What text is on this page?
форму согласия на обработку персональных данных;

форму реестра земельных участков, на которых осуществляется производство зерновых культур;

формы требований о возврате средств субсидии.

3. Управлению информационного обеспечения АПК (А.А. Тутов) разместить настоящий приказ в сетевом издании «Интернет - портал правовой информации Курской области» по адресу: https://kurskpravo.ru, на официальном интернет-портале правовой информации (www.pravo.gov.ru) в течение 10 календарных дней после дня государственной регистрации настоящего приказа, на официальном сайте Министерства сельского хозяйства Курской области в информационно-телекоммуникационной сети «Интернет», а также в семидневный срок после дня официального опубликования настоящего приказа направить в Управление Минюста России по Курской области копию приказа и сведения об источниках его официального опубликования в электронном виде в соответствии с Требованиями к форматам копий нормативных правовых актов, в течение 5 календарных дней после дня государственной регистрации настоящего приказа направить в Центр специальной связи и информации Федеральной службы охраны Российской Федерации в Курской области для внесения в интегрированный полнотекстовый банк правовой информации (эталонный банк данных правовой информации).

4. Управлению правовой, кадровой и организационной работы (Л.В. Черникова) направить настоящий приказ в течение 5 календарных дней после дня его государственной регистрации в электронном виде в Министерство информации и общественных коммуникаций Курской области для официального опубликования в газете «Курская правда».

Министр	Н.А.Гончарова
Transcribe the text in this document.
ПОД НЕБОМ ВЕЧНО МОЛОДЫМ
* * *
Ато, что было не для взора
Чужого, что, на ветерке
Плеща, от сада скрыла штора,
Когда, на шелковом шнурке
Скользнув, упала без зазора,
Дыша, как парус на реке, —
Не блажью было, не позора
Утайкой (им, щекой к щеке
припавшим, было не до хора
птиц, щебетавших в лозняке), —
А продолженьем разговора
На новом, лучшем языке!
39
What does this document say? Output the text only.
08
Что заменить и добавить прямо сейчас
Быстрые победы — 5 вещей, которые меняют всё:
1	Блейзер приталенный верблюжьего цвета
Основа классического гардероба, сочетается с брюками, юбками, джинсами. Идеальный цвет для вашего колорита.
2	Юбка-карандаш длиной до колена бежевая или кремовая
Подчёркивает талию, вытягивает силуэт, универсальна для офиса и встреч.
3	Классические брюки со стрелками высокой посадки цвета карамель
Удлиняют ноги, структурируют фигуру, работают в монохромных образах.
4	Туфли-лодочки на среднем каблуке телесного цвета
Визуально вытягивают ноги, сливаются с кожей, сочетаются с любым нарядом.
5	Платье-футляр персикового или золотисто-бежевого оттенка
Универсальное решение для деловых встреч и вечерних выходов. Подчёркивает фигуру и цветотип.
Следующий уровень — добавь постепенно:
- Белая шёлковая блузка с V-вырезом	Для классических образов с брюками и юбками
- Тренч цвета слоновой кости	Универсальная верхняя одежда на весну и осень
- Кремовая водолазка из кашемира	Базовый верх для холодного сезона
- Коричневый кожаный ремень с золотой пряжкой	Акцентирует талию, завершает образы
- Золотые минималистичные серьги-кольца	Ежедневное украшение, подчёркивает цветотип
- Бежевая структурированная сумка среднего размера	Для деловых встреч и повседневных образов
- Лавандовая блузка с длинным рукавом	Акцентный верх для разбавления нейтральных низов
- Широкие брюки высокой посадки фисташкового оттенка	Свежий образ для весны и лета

● Exercise brief:
Show, from the listing above, each line that contains the word "данных".

● Response below:
форму согласия на обработку персональных данных;
3. Управлению информационного обеспечения АПК (А.А. Тутов) разместить настоящий приказ в сетевом издании «Интернет - портал правовой информации Курской области» по адресу: https://kurskpravo.ru, на официальном интернет-портале правовой информации (www.pravo.gov.ru) в течение 10 календарных дней после дня государственной регистрации настоящего приказа, на официальном сайте Министерства сельского хозяйства Курской области в информационно-телекоммуникационной сети «Интернет», а также в семидневный срок после дня официального опубликования настоящего приказа направить в Управление Минюста России по Курской области копию приказа и сведения об источниках его официального опубликования в электронном виде в соответствии с Требованиями к форматам копий нормативных правовых актов, в течение 5 календарных дней после дня государственной регистрации настоящего приказа направить в Центр специальной связи и информации Федеральной службы охраны Российской Федерации в Курской области для внесения в интегрированный полнотекстовый банк правовой информации (эталонный банк данных правовой информации).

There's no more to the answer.